EXERCISE DETAILS> List each line of the data that holds the word "else".
──────
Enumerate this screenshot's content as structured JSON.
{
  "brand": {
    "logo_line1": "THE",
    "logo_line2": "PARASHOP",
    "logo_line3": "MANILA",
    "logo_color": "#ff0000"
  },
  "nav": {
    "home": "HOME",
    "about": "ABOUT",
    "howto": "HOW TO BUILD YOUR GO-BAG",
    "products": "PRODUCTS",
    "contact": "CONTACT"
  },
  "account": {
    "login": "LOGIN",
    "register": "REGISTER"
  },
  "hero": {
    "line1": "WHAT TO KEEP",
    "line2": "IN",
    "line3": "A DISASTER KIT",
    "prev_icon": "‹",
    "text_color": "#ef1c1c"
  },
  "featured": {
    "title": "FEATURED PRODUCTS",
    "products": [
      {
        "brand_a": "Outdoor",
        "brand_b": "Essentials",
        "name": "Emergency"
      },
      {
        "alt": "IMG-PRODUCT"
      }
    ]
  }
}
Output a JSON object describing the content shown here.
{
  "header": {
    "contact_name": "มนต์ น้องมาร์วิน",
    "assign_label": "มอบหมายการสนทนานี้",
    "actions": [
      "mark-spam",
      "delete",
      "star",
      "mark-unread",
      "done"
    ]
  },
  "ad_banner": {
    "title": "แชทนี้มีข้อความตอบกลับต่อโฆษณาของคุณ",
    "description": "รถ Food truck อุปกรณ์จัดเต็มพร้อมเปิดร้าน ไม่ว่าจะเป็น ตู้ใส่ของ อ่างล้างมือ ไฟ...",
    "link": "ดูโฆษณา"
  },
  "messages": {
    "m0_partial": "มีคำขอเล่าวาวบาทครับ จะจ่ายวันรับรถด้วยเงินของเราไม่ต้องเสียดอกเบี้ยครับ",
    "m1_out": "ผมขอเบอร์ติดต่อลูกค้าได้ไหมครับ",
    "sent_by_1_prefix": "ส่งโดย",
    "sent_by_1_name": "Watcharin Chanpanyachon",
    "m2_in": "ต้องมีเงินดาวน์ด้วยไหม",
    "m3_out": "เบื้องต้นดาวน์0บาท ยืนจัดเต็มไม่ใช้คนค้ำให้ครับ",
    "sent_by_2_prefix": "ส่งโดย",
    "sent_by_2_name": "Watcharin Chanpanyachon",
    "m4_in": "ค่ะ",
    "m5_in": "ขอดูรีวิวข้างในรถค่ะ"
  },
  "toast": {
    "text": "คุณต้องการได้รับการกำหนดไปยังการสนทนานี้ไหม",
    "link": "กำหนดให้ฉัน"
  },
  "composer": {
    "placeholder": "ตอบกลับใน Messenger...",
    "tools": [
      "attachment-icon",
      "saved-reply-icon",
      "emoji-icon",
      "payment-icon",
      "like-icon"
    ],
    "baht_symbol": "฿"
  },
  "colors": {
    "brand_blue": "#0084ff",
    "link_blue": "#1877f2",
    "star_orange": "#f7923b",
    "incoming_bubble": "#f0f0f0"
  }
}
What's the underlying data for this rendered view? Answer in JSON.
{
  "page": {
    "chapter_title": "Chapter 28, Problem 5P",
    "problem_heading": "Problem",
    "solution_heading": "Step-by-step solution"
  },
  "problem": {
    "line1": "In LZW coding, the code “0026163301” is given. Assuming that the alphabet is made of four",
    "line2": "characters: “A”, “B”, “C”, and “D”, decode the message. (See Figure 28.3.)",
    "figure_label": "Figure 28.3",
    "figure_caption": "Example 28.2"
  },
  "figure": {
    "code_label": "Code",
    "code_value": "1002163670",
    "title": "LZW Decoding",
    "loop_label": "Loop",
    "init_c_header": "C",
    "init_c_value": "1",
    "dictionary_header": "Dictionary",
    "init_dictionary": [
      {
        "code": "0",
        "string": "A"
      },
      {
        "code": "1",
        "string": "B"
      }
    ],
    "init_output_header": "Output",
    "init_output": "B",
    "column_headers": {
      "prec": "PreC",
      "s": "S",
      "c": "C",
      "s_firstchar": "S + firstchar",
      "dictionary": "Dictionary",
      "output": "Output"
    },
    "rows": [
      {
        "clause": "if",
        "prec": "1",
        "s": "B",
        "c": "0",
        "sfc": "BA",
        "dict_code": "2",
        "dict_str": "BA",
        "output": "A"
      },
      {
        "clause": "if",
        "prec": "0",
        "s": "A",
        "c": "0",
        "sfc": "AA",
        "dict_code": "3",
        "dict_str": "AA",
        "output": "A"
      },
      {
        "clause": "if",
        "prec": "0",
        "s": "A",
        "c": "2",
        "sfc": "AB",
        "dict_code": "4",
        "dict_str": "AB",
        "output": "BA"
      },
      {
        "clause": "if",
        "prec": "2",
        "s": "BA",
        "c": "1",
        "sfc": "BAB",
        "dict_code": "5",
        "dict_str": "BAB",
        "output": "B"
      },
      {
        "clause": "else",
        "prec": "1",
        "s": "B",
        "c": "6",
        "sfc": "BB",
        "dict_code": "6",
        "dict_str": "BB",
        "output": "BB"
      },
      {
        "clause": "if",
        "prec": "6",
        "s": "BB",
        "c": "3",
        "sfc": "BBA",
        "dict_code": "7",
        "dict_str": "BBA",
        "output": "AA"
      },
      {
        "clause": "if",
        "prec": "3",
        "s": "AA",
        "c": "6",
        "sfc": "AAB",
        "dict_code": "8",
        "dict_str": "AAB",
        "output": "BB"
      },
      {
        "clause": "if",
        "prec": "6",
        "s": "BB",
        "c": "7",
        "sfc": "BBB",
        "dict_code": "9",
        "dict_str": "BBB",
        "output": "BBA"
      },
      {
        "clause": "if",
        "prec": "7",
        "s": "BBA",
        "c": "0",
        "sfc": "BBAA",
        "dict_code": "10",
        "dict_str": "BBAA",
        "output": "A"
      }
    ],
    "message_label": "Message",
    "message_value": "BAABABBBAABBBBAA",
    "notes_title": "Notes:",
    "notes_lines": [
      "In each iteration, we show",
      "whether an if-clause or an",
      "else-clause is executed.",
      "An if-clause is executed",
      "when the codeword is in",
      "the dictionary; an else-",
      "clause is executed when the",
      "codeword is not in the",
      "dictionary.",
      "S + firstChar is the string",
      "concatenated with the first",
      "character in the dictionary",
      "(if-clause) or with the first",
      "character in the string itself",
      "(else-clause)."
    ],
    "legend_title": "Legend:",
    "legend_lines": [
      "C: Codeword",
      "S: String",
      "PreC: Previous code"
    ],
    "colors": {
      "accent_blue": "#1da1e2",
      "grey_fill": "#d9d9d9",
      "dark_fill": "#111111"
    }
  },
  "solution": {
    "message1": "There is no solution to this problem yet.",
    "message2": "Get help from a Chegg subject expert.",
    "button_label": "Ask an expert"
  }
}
──────
SOLUTION FOR THIS TASK>
        "clause": "else",
      "else-clause is executed.",
      "the dictionary; an else-",
      "(else-clause)."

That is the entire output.